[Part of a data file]
>> Start

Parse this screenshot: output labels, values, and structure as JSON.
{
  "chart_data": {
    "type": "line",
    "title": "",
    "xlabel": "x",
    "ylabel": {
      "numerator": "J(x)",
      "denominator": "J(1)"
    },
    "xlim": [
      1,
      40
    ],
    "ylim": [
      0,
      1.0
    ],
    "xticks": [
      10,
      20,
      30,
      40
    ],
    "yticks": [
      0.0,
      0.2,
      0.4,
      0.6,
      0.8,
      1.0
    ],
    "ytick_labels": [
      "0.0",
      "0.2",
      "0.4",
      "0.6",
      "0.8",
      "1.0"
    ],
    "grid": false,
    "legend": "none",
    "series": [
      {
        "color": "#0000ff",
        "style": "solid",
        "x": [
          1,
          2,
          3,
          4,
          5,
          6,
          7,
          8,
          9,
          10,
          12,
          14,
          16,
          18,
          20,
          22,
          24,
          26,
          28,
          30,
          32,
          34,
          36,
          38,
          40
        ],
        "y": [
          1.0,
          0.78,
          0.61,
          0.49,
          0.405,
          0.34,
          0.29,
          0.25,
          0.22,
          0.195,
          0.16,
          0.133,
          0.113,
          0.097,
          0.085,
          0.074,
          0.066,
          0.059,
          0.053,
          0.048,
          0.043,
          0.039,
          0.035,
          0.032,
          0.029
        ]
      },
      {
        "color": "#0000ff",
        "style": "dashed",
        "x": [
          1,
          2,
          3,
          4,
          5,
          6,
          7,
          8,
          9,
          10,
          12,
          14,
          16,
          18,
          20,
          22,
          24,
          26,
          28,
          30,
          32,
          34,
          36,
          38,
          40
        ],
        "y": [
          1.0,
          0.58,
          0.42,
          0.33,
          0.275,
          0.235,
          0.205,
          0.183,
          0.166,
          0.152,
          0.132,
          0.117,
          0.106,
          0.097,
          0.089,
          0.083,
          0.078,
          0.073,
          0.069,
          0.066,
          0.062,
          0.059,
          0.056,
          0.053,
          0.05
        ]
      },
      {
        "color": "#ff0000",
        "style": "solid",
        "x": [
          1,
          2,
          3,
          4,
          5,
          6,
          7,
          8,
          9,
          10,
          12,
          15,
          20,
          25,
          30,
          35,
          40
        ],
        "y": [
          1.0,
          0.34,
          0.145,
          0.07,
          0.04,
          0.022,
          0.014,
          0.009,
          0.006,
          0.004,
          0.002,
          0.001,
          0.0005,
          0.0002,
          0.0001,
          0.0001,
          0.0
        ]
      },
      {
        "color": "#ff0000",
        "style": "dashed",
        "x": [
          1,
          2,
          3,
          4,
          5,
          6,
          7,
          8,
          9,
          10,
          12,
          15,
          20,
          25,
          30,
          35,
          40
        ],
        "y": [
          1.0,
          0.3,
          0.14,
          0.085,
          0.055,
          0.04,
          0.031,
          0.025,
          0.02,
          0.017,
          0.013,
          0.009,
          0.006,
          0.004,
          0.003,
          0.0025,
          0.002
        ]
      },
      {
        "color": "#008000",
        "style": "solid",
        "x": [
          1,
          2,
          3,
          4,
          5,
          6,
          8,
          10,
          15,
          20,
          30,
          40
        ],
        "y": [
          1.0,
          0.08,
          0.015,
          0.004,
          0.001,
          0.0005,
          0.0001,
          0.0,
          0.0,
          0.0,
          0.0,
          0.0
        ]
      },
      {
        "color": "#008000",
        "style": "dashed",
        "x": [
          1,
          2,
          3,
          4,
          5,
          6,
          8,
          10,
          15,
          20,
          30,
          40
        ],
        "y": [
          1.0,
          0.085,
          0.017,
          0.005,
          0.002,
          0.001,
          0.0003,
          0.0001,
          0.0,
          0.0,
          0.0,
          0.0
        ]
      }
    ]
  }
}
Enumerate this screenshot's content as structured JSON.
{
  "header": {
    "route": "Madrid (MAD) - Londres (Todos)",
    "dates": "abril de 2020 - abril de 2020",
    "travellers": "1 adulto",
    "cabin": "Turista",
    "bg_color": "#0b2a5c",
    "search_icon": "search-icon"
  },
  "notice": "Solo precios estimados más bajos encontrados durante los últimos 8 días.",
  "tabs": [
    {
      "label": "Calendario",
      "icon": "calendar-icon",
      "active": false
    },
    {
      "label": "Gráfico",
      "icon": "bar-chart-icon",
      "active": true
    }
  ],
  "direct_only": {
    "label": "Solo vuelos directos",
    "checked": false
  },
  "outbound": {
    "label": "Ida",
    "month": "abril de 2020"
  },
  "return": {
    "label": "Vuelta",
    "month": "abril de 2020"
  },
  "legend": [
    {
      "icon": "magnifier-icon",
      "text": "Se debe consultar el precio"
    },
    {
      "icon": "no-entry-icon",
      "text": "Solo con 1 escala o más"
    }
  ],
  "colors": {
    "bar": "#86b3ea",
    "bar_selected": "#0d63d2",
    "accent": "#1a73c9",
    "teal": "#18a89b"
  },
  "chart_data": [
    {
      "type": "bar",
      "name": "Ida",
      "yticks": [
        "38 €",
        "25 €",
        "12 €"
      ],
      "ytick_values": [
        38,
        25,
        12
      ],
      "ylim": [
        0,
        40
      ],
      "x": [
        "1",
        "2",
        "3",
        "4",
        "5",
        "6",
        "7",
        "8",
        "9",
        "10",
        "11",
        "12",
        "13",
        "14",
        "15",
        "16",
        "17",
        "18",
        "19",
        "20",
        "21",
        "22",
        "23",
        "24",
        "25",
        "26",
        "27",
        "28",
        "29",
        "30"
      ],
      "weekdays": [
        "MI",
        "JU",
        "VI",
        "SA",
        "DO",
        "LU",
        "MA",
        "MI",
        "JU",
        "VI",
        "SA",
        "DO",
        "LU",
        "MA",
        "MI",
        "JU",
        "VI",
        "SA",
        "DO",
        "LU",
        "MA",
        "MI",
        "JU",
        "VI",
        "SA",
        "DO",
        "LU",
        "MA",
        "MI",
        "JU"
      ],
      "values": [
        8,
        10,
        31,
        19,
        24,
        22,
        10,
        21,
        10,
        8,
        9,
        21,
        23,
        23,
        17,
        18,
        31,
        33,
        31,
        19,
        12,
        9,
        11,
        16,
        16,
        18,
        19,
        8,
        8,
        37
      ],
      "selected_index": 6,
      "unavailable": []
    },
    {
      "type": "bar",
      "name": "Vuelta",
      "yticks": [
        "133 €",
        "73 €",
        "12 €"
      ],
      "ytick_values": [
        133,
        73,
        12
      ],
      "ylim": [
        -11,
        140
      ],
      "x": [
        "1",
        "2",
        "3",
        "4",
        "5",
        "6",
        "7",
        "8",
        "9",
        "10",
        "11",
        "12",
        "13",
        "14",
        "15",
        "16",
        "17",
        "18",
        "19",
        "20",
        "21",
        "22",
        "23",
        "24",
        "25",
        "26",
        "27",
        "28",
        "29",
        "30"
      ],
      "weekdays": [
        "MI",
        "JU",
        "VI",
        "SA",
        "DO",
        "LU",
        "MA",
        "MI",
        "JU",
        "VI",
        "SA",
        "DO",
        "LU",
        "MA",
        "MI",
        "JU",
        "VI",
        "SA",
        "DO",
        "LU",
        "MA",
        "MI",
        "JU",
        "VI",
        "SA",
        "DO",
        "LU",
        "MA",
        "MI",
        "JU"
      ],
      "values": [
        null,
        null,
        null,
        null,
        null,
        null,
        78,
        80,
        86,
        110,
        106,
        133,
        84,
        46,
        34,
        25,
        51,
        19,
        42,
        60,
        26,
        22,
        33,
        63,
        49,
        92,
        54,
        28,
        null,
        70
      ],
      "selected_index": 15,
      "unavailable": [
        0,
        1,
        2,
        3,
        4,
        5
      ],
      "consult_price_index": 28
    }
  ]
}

>> End

• _Instructions to follow_:
Pick out the lines containing the string "Solo".

• _Output of the task_:
  "notice": "Solo precios estimados más bajos encontrados durante los últimos 8 días.",
    "label": "Solo vuelos directos",
      "text": "Solo con 1 escala o más"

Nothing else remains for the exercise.